[[ Text shown open ]]

- Developer: uvula
- Publisher: Annapurna Interactive
- Designer: Keita Takahashi
- Engine: Unreal Engine 5
- Platforms: PlayStation 5; Windows; Xbox Series X/S;
- Release: WW: May 28, 2025;
- Genre: Puzzle-adventure
- Mode: Single-player

= To a T (video game) =

2025 video game

To a T is a 2025 puzzle-adventure developed by uvula and published by Annapurna Interactive, in collaboration with AbleGamers. It was designed by Keita Takahashi. To a T was released on May 28, 2025 for PlayStation 5, Windows and Xbox Series X/S.

== Plot ==

Teen is a 13-year-old kid stuck in a T-pose, who lives with their dog and their mother Niko, in a small seaside town. As Teen is getting ready to leave for school (which involves getting dressed, washing their face, eating cereal and brushing their teeth) on what happens to be their birthday, they become dejected at the thought of being harassed for their physical ailment. Their mother encourages them to go anyway, reminding them to keep their head high. As Teen and their dog leave for school, they stop by a sandwich shop run by a giraffe (there are four food shops in town, each run by a giraffe) and grab a sandwich. During the school day, a trio of bullies harass Teen by stacking books in the shape of a T and imitating their stance. As they walk home dejected, the dog relieves himself on a stranger's lawn. Teen starts to panic as the stranger opens his door, until they're suddenly hit with a vision, and a strange voice, who tells Teen to spin around so fast they lift off the ground, taking their Dog with him.

[[ Text shown closed ]]
[[ Given records open ]]

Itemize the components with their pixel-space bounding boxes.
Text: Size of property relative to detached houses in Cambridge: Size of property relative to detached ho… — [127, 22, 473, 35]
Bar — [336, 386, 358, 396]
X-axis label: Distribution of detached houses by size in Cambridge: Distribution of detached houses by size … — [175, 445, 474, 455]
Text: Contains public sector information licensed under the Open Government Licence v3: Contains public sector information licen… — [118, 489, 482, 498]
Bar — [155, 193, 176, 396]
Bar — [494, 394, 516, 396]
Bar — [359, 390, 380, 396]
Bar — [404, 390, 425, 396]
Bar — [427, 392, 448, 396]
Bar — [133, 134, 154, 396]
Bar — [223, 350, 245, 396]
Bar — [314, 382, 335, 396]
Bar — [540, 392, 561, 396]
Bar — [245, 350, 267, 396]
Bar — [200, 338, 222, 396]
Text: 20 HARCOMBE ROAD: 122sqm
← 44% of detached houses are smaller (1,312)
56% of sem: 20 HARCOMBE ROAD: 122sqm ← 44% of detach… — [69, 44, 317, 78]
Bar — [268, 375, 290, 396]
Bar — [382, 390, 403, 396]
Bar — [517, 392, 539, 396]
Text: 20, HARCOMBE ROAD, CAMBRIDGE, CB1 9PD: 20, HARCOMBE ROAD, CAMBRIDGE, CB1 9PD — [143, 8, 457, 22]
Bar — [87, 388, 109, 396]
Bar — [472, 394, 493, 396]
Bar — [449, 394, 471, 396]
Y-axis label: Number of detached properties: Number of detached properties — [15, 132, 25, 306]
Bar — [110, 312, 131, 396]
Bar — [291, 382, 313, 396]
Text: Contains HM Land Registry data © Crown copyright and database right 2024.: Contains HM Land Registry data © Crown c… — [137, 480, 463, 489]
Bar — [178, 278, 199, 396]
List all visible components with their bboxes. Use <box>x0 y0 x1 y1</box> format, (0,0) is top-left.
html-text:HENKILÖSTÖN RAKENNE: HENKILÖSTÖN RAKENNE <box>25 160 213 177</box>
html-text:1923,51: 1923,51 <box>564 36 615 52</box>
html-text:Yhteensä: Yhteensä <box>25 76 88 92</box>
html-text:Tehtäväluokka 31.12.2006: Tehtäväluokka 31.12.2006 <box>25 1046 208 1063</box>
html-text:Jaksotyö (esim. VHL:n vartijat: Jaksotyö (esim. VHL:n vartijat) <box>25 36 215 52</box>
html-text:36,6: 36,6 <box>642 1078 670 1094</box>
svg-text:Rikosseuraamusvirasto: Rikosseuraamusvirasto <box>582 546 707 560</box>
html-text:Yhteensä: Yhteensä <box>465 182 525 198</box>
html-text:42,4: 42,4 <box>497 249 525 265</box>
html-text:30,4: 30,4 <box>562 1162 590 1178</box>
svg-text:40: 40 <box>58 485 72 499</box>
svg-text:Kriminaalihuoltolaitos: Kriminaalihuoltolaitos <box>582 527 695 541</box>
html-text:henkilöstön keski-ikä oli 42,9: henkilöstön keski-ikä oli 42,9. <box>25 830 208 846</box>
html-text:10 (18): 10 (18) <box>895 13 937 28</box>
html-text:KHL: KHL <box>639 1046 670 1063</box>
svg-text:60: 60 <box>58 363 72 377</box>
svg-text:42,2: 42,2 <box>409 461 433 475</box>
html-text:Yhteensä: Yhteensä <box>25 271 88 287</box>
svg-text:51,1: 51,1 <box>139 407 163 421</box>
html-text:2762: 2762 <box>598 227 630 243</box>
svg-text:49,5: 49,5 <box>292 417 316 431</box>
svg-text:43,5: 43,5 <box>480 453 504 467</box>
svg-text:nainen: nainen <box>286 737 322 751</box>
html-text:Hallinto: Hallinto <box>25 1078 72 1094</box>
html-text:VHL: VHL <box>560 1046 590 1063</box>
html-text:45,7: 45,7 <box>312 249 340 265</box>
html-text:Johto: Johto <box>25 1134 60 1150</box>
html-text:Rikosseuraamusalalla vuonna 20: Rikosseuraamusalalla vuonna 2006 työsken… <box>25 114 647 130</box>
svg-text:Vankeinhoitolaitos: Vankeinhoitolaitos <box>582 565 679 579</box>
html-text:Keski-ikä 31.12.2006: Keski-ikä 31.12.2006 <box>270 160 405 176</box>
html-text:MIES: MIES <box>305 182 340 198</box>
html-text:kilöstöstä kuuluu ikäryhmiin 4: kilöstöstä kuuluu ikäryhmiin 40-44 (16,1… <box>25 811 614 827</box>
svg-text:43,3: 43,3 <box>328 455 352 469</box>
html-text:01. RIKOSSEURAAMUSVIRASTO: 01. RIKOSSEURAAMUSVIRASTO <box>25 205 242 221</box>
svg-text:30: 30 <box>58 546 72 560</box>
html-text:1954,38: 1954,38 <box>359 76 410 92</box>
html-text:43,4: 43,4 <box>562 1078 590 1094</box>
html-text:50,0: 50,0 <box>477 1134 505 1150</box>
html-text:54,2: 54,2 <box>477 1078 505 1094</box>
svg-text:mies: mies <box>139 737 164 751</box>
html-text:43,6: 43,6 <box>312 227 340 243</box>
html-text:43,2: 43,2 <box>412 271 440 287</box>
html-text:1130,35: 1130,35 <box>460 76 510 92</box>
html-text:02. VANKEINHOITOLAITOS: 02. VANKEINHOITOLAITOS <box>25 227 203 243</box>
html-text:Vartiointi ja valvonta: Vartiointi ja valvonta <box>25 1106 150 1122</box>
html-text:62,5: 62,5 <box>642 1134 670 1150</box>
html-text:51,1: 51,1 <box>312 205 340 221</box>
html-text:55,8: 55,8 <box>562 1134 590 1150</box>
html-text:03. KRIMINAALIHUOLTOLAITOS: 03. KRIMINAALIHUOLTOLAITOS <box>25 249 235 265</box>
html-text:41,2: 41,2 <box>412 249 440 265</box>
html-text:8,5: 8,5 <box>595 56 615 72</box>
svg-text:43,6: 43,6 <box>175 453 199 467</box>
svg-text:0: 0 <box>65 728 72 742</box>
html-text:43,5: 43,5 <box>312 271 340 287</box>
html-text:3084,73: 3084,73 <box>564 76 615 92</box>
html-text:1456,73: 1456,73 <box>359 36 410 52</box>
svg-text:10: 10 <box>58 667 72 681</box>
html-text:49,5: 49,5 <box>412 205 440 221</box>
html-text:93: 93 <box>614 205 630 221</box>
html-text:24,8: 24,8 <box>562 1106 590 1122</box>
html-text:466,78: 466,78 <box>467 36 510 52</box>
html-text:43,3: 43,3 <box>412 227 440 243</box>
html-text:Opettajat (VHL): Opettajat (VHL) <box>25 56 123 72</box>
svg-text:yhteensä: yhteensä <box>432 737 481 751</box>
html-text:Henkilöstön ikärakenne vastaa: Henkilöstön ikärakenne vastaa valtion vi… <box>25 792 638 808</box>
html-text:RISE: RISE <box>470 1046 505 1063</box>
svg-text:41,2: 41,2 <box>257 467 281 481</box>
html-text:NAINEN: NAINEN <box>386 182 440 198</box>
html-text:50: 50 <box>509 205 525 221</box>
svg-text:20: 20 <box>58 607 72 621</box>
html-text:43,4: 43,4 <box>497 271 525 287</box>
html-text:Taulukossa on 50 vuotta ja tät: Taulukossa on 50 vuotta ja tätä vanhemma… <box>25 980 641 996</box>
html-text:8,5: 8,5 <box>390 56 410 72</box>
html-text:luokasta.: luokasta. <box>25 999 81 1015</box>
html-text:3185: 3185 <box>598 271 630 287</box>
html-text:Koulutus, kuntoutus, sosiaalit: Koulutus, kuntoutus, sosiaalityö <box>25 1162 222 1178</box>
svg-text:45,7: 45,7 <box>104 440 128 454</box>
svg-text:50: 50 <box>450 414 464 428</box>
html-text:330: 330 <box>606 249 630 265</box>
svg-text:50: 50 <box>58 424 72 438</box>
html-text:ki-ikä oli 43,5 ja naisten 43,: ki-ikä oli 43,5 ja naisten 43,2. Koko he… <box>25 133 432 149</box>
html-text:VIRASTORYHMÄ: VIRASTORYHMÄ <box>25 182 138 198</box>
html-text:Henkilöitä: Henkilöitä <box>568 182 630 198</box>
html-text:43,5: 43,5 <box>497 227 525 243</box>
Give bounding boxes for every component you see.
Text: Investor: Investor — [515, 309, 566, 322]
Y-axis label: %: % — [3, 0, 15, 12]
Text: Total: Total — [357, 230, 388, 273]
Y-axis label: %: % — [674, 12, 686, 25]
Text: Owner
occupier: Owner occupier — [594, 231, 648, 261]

[[ Given records closed ]]

Rename "Annapurna Interactive" to "Annapurna" in the To a T article from "- Developer: uvula" to "Xbox Series X/S.", and write that passage out. The records have nothing to do with the To a T article.

### Task answer:
- Developer: uvula
- Publisher: Annapurna
- Designer: Keita Takahashi
- Engine: Unreal Engine 5
- Platforms: PlayStation 5; Windows; Xbox Series X/S;
- Release: WW: May 28, 2025;
- Genre: Puzzle-adventure
- Mode: Single-player

= To a T (video game) =

2025 video game

To a T is a 2025 puzzle-adventure developed by uvula and published by Annapurna, in collaboration with AbleGamers. It was designed by Keita Takahashi. To a T was released on May 28, 2025 for PlayStation 5, Windows and Xbox Series X/S.